▶ _WHAT IS BEING ASKED_
From the listing below, select every line where the word "title" appears.

Records that describe figures
★ ★ ★ ★ ★ ★ ★

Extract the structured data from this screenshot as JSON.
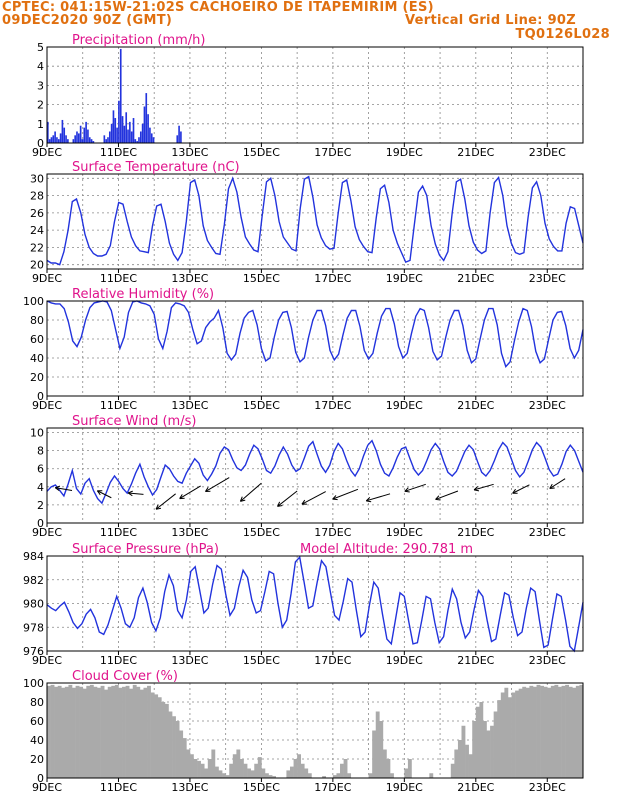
{
  "header": {
    "line1": "CPTEC:   041:15W-21:02S   CACHOEIRO DE ITAPEMIRIM (ES)",
    "line2": "09DEC2020 90Z (GMT)",
    "vgrid": "Vertical Grid Line: 90Z",
    "code": "TQ0126L028"
  },
  "colors": {
    "header": "#e07010",
    "title": "#e0148c",
    "line": "#2233dd",
    "bars": "#2233dd",
    "cloud": "#aaaaaa",
    "grid": "#888888"
  },
  "x_ticks": [
    "9DEC",
    "11DEC",
    "13DEC",
    "15DEC",
    "17DEC",
    "19DEC",
    "21DEC",
    "23DEC"
  ],
  "chart_data": [
    {
      "type": "bar",
      "title": "Precipitation (mm/h)",
      "ylim": [
        0,
        5
      ],
      "yticks": [
        "0",
        "1",
        "2",
        "3",
        "4",
        "5"
      ],
      "grid": true,
      "series": [
        {
          "values": [
            1.1,
            0.2,
            0.3,
            0.4,
            0.6,
            0.3,
            0.2,
            0.5,
            1.2,
            0.8,
            0.4,
            0.2,
            0,
            0,
            0.2,
            0.4,
            0.6,
            0.5,
            0.9,
            0.2,
            0.8,
            1.1,
            0.7,
            0.3,
            0.2,
            0.1,
            0,
            0,
            0,
            0,
            0,
            0.4,
            0.2,
            0.3,
            0.6,
            1.0,
            1.7,
            1.3,
            0.8,
            2.2,
            4.9,
            1.4,
            0.9,
            1.6,
            0.7,
            1.1,
            0.6,
            1.3,
            0.2,
            0.1,
            0.3,
            0.6,
            1.0,
            1.9,
            2.6,
            1.5,
            0.8,
            0.5,
            0.3,
            0,
            0,
            0,
            0,
            0,
            0,
            0,
            0,
            0,
            0,
            0,
            0,
            0.4,
            0.9,
            0.6,
            0,
            0,
            0,
            0,
            0,
            0,
            0,
            0,
            0,
            0,
            0,
            0,
            0,
            0,
            0,
            0,
            0,
            0,
            0,
            0,
            0,
            0,
            0,
            0,
            0,
            0,
            0,
            0,
            0,
            0,
            0,
            0,
            0,
            0,
            0,
            0,
            0,
            0,
            0,
            0,
            0,
            0,
            0,
            0,
            0,
            0,
            0,
            0,
            0,
            0,
            0,
            0,
            0,
            0,
            0,
            0,
            0,
            0,
            0,
            0,
            0,
            0,
            0,
            0,
            0,
            0,
            0,
            0,
            0,
            0,
            0,
            0,
            0,
            0,
            0,
            0,
            0,
            0,
            0,
            0,
            0,
            0,
            0,
            0,
            0,
            0,
            0,
            0,
            0,
            0,
            0,
            0,
            0,
            0,
            0,
            0,
            0,
            0,
            0,
            0,
            0,
            0,
            0,
            0,
            0,
            0,
            0,
            0,
            0,
            0,
            0,
            0,
            0,
            0,
            0,
            0,
            0,
            0,
            0,
            0,
            0,
            0,
            0,
            0,
            0,
            0,
            0,
            0,
            0,
            0,
            0,
            0,
            0,
            0,
            0,
            0,
            0,
            0,
            0,
            0,
            0,
            0,
            0,
            0,
            0,
            0,
            0,
            0,
            0,
            0,
            0,
            0,
            0,
            0,
            0,
            0,
            0,
            0,
            0,
            0,
            0,
            0,
            0,
            0,
            0,
            0,
            0,
            0,
            0,
            0,
            0,
            0,
            0,
            0,
            0,
            0,
            0,
            0,
            0,
            0,
            0,
            0,
            0,
            0,
            0,
            0,
            0,
            0,
            0,
            0,
            0,
            0,
            0,
            0,
            0,
            0,
            0,
            0,
            0,
            0,
            0,
            0,
            0,
            0,
            0,
            0,
            0,
            0,
            0,
            0,
            0,
            0,
            0,
            0,
            0,
            0,
            0,
            0,
            0,
            0
          ]
        }
      ]
    },
    {
      "type": "line",
      "title": "Surface Temperature (nC)",
      "ylim": [
        19.5,
        30.5
      ],
      "yticks": [
        "20",
        "22",
        "24",
        "26",
        "28",
        "30"
      ],
      "grid": true,
      "series": [
        {
          "values": [
            20.5,
            20.2,
            20.2,
            20.0,
            21.5,
            24,
            27.3,
            27.6,
            26,
            23.5,
            22,
            21.3,
            21,
            21,
            21.2,
            22.2,
            25,
            27.2,
            27,
            25,
            23.2,
            22.2,
            21.6,
            21.5,
            21.4,
            24.5,
            26.8,
            27,
            25,
            22.5,
            21.2,
            20.5,
            21.4,
            25,
            29.5,
            29.8,
            28,
            24.5,
            22.8,
            22,
            21.3,
            21.2,
            24.6,
            28.8,
            30,
            28.4,
            25.5,
            23.2,
            22.4,
            21.7,
            21.5,
            25.7,
            29.6,
            30,
            28,
            25,
            23.2,
            22.5,
            21.8,
            21.6,
            26.5,
            29.9,
            30.2,
            27.8,
            24.6,
            23.1,
            22.2,
            21.8,
            21.9,
            26,
            29.5,
            29.8,
            27.4,
            24.4,
            22.9,
            22.1,
            21.5,
            21.4,
            25.4,
            28.8,
            29.2,
            27.2,
            24,
            22.5,
            21.4,
            20.3,
            20.5,
            24.5,
            28.4,
            29.1,
            28,
            24.5,
            22.4,
            21.1,
            20.5,
            21.5,
            26,
            29.6,
            29.9,
            27.6,
            24.5,
            22.6,
            21.7,
            21.3,
            21.6,
            26,
            29.5,
            30.1,
            28,
            24.5,
            22.5,
            21.4,
            21.2,
            21.4,
            25.5,
            28.9,
            29.6,
            28,
            24.8,
            23,
            22.1,
            21.6,
            21.6,
            24.8,
            26.7,
            26.5,
            24.5,
            22.5
          ]
        }
      ]
    },
    {
      "type": "line",
      "title": "Relative Humidity (%)",
      "ylim": [
        0,
        100
      ],
      "yticks": [
        "0",
        "20",
        "40",
        "60",
        "80",
        "100"
      ],
      "grid": true,
      "series": [
        {
          "values": [
            100,
            98,
            97,
            97,
            92,
            78,
            58,
            52,
            62,
            80,
            93,
            98,
            99,
            100,
            99,
            90,
            70,
            50,
            62,
            88,
            99,
            100,
            98,
            97,
            95,
            86,
            60,
            50,
            68,
            93,
            98,
            97,
            95,
            88,
            70,
            55,
            58,
            72,
            78,
            82,
            90,
            72,
            45,
            38,
            44,
            66,
            82,
            88,
            90,
            75,
            50,
            37,
            40,
            62,
            80,
            88,
            89,
            72,
            46,
            36,
            40,
            62,
            80,
            90,
            90,
            74,
            48,
            38,
            44,
            64,
            82,
            90,
            90,
            73,
            48,
            39,
            45,
            66,
            84,
            92,
            92,
            76,
            52,
            40,
            45,
            66,
            84,
            92,
            90,
            72,
            47,
            38,
            42,
            62,
            80,
            90,
            90,
            74,
            48,
            35,
            39,
            60,
            80,
            92,
            92,
            75,
            45,
            31,
            36,
            58,
            78,
            92,
            90,
            73,
            47,
            35,
            39,
            60,
            80,
            88,
            89,
            74,
            50,
            40,
            48,
            70
          ]
        }
      ]
    },
    {
      "type": "line",
      "title": "Surface Wind (m/s)",
      "ylim": [
        0,
        10.5
      ],
      "yticks": [
        "0",
        "2",
        "4",
        "6",
        "8",
        "10"
      ],
      "grid": true,
      "series": [
        {
          "values": [
            3.5,
            4.0,
            4.2,
            3.6,
            3.0,
            4.3,
            5.8,
            3.8,
            3.2,
            4.4,
            4.9,
            3.6,
            2.7,
            2.2,
            3.3,
            4.5,
            5.2,
            4.6,
            3.8,
            3.3,
            4.3,
            5.5,
            6.5,
            5.1,
            4.0,
            3.1,
            3.7,
            5.1,
            6.4,
            6.0,
            5.2,
            4.6,
            4.4,
            5.5,
            6.3,
            7.1,
            6.6,
            5.3,
            4.7,
            5.4,
            6.3,
            7.7,
            8.4,
            8.1,
            7.0,
            6.1,
            5.8,
            6.4,
            7.6,
            8.6,
            8.2,
            7.1,
            5.8,
            5.5,
            6.3,
            7.5,
            8.4,
            7.6,
            6.4,
            5.7,
            6.0,
            7.2,
            8.5,
            9.0,
            7.6,
            6.3,
            5.6,
            6.4,
            7.9,
            8.8,
            8.2,
            6.9,
            5.8,
            5.2,
            6.0,
            7.4,
            8.6,
            9.1,
            8.0,
            6.5,
            5.5,
            5.2,
            6.1,
            7.3,
            8.2,
            8.4,
            7.1,
            5.9,
            5.3,
            5.8,
            6.9,
            8.1,
            8.8,
            8.2,
            6.8,
            5.6,
            5.2,
            5.7,
            6.8,
            7.9,
            8.6,
            8.1,
            6.8,
            5.6,
            5.2,
            5.8,
            6.9,
            8.1,
            8.9,
            8.4,
            7.1,
            5.8,
            5.1,
            5.6,
            6.8,
            8.1,
            8.9,
            8.4,
            7.2,
            5.9,
            5.2,
            5.4,
            6.5,
            7.9,
            8.6,
            8.0,
            6.8,
            5.6
          ]
        }
      ],
      "wind_vectors": [
        {
          "day": 0.7,
          "u": -0.6,
          "v": 0.1
        },
        {
          "day": 1.8,
          "u": -0.5,
          "v": 0.25
        },
        {
          "day": 2.7,
          "u": -0.55,
          "v": 0.05
        },
        {
          "day": 3.6,
          "u": -0.7,
          "v": -0.55
        },
        {
          "day": 4.3,
          "u": -0.75,
          "v": -0.45
        },
        {
          "day": 5.1,
          "u": -0.85,
          "v": -0.5
        },
        {
          "day": 6.0,
          "u": -0.75,
          "v": -0.65
        },
        {
          "day": 7.0,
          "u": -0.7,
          "v": -0.55
        },
        {
          "day": 7.8,
          "u": -0.85,
          "v": -0.45
        },
        {
          "day": 8.7,
          "u": -0.9,
          "v": -0.35
        },
        {
          "day": 9.6,
          "u": -0.85,
          "v": -0.25
        },
        {
          "day": 10.6,
          "u": -0.75,
          "v": -0.25
        },
        {
          "day": 11.5,
          "u": -0.8,
          "v": -0.3
        },
        {
          "day": 12.5,
          "u": -0.7,
          "v": -0.2
        },
        {
          "day": 13.5,
          "u": -0.6,
          "v": -0.3
        },
        {
          "day": 14.5,
          "u": -0.55,
          "v": -0.35
        }
      ]
    },
    {
      "type": "line",
      "title": "Surface Pressure (hPa)",
      "annotation": "Model Altitude: 290.781  m",
      "ylim": [
        976,
        984
      ],
      "yticks": [
        "976",
        "978",
        "980",
        "982",
        "984"
      ],
      "grid": true,
      "series": [
        {
          "values": [
            979.9,
            979.6,
            979.4,
            979.8,
            980.1,
            979.3,
            978.4,
            977.9,
            978.3,
            979.1,
            979.5,
            978.8,
            977.6,
            977.4,
            978.2,
            979.4,
            980.6,
            979.6,
            978.3,
            978.0,
            978.8,
            980.5,
            981.3,
            980.1,
            978.4,
            977.7,
            978.8,
            981.0,
            982.4,
            981.5,
            979.4,
            978.8,
            980.3,
            982.7,
            983.1,
            981.2,
            979.2,
            979.6,
            981.6,
            983.2,
            982.9,
            980.8,
            979.0,
            979.6,
            981.4,
            982.8,
            982.2,
            980.3,
            979.2,
            979.4,
            981.0,
            982.7,
            982.5,
            980.0,
            978.0,
            978.6,
            980.8,
            983.5,
            983.9,
            981.8,
            979.6,
            979.8,
            981.8,
            983.6,
            983.1,
            981.0,
            979.0,
            978.6,
            980.2,
            982.1,
            981.8,
            979.4,
            977.2,
            977.6,
            979.9,
            981.8,
            981.3,
            979.1,
            977.0,
            976.6,
            978.7,
            980.9,
            980.6,
            978.5,
            976.6,
            976.7,
            978.6,
            980.6,
            980.4,
            978.4,
            976.7,
            977.2,
            979.4,
            981.2,
            980.4,
            978.4,
            977.1,
            977.6,
            979.5,
            981.1,
            980.6,
            978.6,
            976.8,
            977.0,
            979.0,
            980.9,
            980.7,
            978.8,
            977.3,
            977.6,
            979.6,
            981.3,
            981.0,
            978.6,
            976.3,
            976.5,
            978.7,
            980.8,
            980.6,
            978.6,
            976.4,
            975.9,
            978.0,
            980.1
          ]
        }
      ]
    },
    {
      "type": "area",
      "title": "Cloud Cover (%)",
      "ylim": [
        0,
        100
      ],
      "yticks": [
        "0",
        "20",
        "40",
        "60",
        "80",
        "100"
      ],
      "grid": true,
      "series": [
        {
          "values": [
            97,
            98,
            96,
            97,
            95,
            96,
            98,
            95,
            97,
            96,
            94,
            97,
            98,
            96,
            95,
            97,
            93,
            96,
            97,
            98,
            95,
            96,
            97,
            94,
            98,
            96,
            93,
            95,
            97,
            90,
            88,
            85,
            80,
            78,
            70,
            65,
            60,
            50,
            42,
            30,
            25,
            20,
            18,
            15,
            10,
            20,
            30,
            12,
            8,
            5,
            3,
            15,
            25,
            30,
            20,
            15,
            10,
            8,
            15,
            22,
            10,
            5,
            3,
            2,
            0,
            0,
            0,
            8,
            12,
            20,
            25,
            15,
            10,
            5,
            0,
            0,
            0,
            2,
            0,
            0,
            3,
            5,
            15,
            20,
            5,
            0,
            0,
            0,
            0,
            0,
            5,
            50,
            70,
            60,
            30,
            20,
            5,
            0,
            0,
            0,
            10,
            20,
            0,
            0,
            0,
            0,
            0,
            5,
            0,
            0,
            0,
            0,
            0,
            15,
            30,
            40,
            55,
            35,
            25,
            60,
            75,
            80,
            60,
            50,
            55,
            70,
            82,
            90,
            95,
            85,
            90,
            92,
            94,
            96,
            95,
            97,
            96,
            98,
            97,
            96,
            95,
            97,
            98,
            96,
            97,
            98,
            96,
            95,
            97,
            98
          ]
        }
      ]
    }
  ]
}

★ ★ ★ ★ ★ ★ ★

▶ _PROBLEM SOLUTION_
    "title": "#e0148c",
      "title": "Precipitation (mm/h)",
      "title": "Surface Temperature (nC)",
      "title": "Relative Humidity (%)",
      "title": "Surface Wind (m/s)",
      "title": "Surface Pressure (hPa)",
      "title": "Cloud Cover (%)",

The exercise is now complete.